=== Exercise inputs ===

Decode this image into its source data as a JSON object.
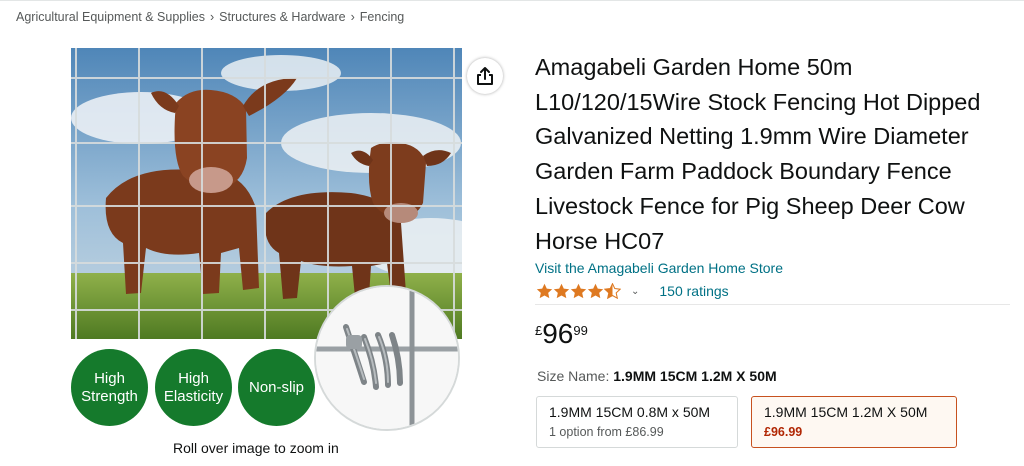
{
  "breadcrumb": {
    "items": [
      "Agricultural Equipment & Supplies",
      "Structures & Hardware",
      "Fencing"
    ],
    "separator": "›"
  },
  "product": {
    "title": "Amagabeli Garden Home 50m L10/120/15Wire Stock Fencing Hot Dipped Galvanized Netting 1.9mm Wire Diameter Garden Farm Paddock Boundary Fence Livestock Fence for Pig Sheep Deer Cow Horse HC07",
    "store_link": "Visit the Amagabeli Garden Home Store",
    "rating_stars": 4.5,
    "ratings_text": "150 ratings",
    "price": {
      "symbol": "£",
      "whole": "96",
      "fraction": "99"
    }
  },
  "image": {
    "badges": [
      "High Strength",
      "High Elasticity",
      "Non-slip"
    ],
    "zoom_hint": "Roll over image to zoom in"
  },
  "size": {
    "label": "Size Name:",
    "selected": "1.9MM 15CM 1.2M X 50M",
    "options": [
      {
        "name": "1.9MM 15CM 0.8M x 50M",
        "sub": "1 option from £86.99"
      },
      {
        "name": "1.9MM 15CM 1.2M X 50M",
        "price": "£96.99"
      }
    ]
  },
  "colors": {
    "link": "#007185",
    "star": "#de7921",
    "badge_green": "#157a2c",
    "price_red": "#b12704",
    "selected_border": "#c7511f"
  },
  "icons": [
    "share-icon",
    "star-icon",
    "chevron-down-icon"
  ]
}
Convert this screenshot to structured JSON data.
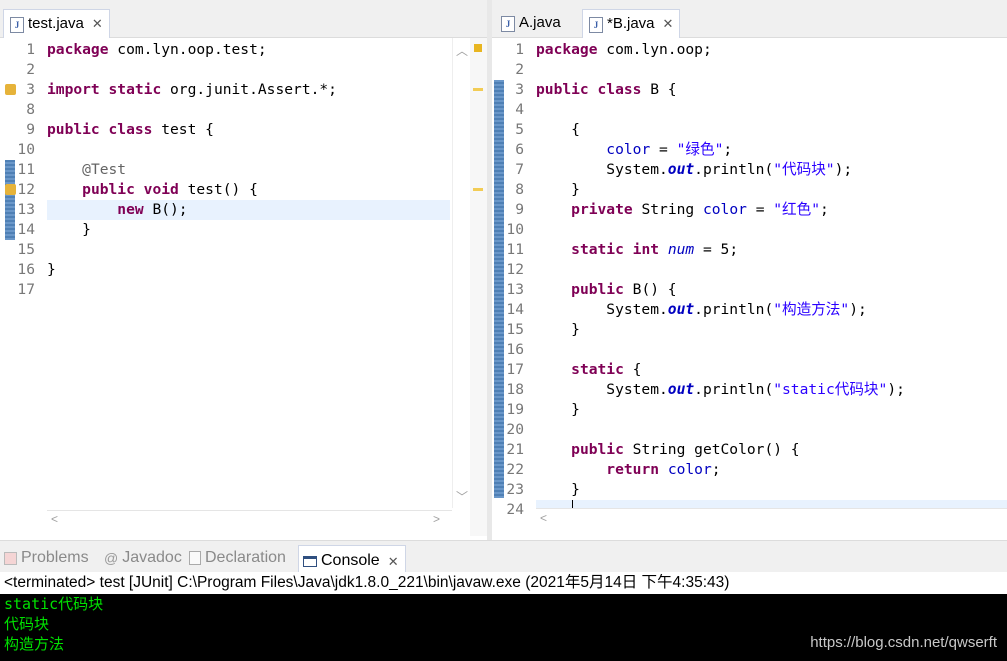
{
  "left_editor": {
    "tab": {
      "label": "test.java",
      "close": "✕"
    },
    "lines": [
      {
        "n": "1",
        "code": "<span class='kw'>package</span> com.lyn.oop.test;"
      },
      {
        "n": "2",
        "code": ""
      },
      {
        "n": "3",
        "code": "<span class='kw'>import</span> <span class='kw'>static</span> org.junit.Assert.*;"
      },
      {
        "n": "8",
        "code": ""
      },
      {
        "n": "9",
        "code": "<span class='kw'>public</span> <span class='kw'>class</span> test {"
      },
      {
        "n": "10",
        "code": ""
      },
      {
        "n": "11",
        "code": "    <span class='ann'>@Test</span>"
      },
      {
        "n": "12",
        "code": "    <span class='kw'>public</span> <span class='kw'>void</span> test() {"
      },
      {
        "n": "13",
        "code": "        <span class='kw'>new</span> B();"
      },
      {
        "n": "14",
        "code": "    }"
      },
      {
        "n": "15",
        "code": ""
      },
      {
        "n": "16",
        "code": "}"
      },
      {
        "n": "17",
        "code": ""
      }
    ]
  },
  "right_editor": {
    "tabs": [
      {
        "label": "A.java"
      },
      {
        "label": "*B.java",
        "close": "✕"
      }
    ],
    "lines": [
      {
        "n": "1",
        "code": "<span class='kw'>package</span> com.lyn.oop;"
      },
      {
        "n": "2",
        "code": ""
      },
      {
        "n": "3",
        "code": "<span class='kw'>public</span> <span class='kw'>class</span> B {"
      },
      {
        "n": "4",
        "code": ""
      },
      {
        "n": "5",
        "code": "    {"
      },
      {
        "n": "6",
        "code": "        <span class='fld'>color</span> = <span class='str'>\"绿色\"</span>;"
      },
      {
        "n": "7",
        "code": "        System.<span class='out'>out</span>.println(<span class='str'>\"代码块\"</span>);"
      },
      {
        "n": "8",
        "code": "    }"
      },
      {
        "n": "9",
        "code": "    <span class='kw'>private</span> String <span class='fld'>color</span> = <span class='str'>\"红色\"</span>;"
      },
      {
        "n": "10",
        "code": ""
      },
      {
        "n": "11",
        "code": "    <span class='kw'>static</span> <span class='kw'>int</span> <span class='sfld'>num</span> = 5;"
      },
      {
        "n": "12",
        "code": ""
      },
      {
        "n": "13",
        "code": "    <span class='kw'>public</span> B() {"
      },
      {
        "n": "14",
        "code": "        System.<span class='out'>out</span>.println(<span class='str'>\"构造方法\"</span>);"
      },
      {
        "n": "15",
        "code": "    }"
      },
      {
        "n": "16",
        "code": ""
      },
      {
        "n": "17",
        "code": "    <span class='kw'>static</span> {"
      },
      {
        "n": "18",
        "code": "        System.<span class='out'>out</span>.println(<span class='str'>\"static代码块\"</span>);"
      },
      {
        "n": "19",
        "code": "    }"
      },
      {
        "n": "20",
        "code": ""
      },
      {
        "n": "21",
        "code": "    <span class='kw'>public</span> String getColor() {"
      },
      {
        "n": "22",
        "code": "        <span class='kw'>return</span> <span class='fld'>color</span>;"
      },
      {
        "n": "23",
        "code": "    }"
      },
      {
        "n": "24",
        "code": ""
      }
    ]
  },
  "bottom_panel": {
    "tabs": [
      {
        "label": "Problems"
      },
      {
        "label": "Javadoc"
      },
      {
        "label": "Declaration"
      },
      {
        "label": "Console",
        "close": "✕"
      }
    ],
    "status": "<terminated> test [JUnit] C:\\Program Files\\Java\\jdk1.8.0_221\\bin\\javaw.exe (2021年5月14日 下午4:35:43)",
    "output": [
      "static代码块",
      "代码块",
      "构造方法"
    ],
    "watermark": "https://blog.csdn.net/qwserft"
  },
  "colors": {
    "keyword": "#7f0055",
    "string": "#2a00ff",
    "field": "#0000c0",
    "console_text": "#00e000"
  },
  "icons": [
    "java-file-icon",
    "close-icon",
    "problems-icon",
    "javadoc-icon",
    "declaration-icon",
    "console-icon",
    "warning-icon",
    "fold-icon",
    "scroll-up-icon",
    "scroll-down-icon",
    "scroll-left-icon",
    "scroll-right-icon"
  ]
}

===

*Exercise directions*.
Take the listing above and print it exactly, apart from the pictures.

*Full response*.
Decode this image into its source data as a JSON object.
{
  "breadcrumb": {
    "items": [
      "Agricultural Equipment & Supplies",
      "Structures & Hardware",
      "Fencing"
    ],
    "separator": "›"
  },
  "product": {
    "title": "Amagabeli Garden Home 50m L10/120/15Wire Stock Fencing Hot Dipped Galvanized Netting 1.9mm Wire Diameter Garden Farm Paddock Boundary Fence Livestock Fence for Pig Sheep Deer Cow Horse HC07",
    "store_link": "Visit the Amagabeli Garden Home Store",
    "rating_stars": 4.5,
    "ratings_text": "150 ratings",
    "price": {
      "symbol": "£",
      "whole": "96",
      "fraction": "99"
    }
  },
  "image": {
    "badges": [
      "High Strength",
      "High Elasticity",
      "Non-slip"
    ],
    "zoom_hint": "Roll over image to zoom in"
  },
  "size": {
    "label": "Size Name:",
    "selected": "1.9MM 15CM 1.2M X 50M",
    "options": [
      {
        "name": "1.9MM 15CM 0.8M x 50M",
        "sub": "1 option from £86.99"
      },
      {
        "name": "1.9MM 15CM 1.2M X 50M",
        "price": "£96.99"
      }
    ]
  },
  "colors": {
    "link": "#007185",
    "star": "#de7921",
    "badge_green": "#157a2c",
    "price_red": "#b12704",
    "selected_border": "#c7511f"
  },
  "icons": [
    "share-icon",
    "star-icon",
    "chevron-down-icon"
  ]
}
Convert this screenshot to structured JSON data.
{
  "left_editor": {
    "tab": {
      "label": "test.java",
      "close": "✕"
    },
    "lines": [
      {
        "n": "1",
        "code": "<span class='kw'>package</span> com.lyn.oop.test;"
      },
      {
        "n": "2",
        "code": ""
      },
      {
        "n": "3",
        "code": "<span class='kw'>import</span> <span class='kw'>static</span> org.junit.Assert.*;"
      },
      {
        "n": "8",
        "code": ""
      },
      {
        "n": "9",
        "code": "<span class='kw'>public</span> <span class='kw'>class</span> test {"
      },
      {
        "n": "10",
        "code": ""
      },
      {
        "n": "11",
        "code": "    <span class='ann'>@Test</span>"
      },
      {
        "n": "12",
        "code": "    <span class='kw'>public</span> <span class='kw'>void</span> test() {"
      },
      {
        "n": "13",
        "code": "        <span class='kw'>new</span> B();"
      },
      {
        "n": "14",
        "code": "    }"
      },
      {
        "n": "15",
        "code": ""
      },
      {
        "n": "16",
        "code": "}"
      },
      {
        "n": "17",
        "code": ""
      }
    ]
  },
  "right_editor": {
    "tabs": [
      {
        "label": "A.java"
      },
      {
        "label": "*B.java",
        "close": "✕"
      }
    ],
    "lines": [
      {
        "n": "1",
        "code": "<span class='kw'>package</span> com.lyn.oop;"
      },
      {
        "n": "2",
        "code": ""
      },
      {
        "n": "3",
        "code": "<span class='kw'>public</span> <span class='kw'>class</span> B {"
      },
      {
        "n": "4",
        "code": ""
      },
      {
        "n": "5",
        "code": "    {"
      },
      {
        "n": "6",
        "code": "        <span class='fld'>color</span> = <span class='str'>\"绿色\"</span>;"
      },
      {
        "n": "7",
        "code": "        System.<span class='out'>out</span>.println(<span class='str'>\"代码块\"</span>);"
      },
      {
        "n": "8",
        "code": "    }"
      },
      {
        "n": "9",
        "code": "    <span class='kw'>private</span> String <span class='fld'>color</span> = <span class='str'>\"红色\"</span>;"
      },
      {
        "n": "10",
        "code": ""
      },
      {
        "n": "11",
        "code": "    <span class='kw'>static</span> <span class='kw'>int</span> <span class='sfld'>num</span> = 5;"
      },
      {
        "n": "12",
        "code": ""
      },
      {
        "n": "13",
        "code": "    <span class='kw'>public</span> B() {"
      },
      {
        "n": "14",
        "code": "        System.<span class='out'>out</span>.println(<span class='str'>\"构造方法\"</span>);"
      },
      {
        "n": "15",
        "code": "    }"
      },
      {
        "n": "16",
        "code": ""
      },
      {
        "n": "17",
        "code": "    <span class='kw'>static</span> {"
      },
      {
        "n": "18",
        "code": "        System.<span class='out'>out</span>.println(<span class='str'>\"static代码块\"</span>);"
      },
      {
        "n": "19",
        "code": "    }"
      },
      {
        "n": "20",
        "code": ""
      },
      {
        "n": "21",
        "code": "    <span class='kw'>public</span> String getColor() {"
      },
      {
        "n": "22",
        "code": "        <span class='kw'>return</span> <span class='fld'>color</span>;"
      },
      {
        "n": "23",
        "code": "    }"
      },
      {
        "n": "24",
        "code": ""
      }
    ]
  },
  "bottom_panel": {
    "tabs": [
      {
        "label": "Problems"
      },
      {
        "label": "Javadoc"
      },
      {
        "label": "Declaration"
      },
      {
        "label": "Console",
        "close": "✕"
      }
    ],
    "status": "<terminated> test [JUnit] C:\\Program Files\\Java\\jdk1.8.0_221\\bin\\javaw.exe (2021年5月14日 下午4:35:43)",
    "output": [
      "static代码块",
      "代码块",
      "构造方法"
    ],
    "watermark": "https://blog.csdn.net/qwserft"
  },
  "colors": {
    "keyword": "#7f0055",
    "string": "#2a00ff",
    "field": "#0000c0",
    "console_text": "#00e000"
  },
  "icons": [
    "java-file-icon",
    "close-icon",
    "problems-icon",
    "javadoc-icon",
    "declaration-icon",
    "console-icon",
    "warning-icon",
    "fold-icon",
    "scroll-up-icon",
    "scroll-down-icon",
    "scroll-left-icon",
    "scroll-right-icon"
  ]
}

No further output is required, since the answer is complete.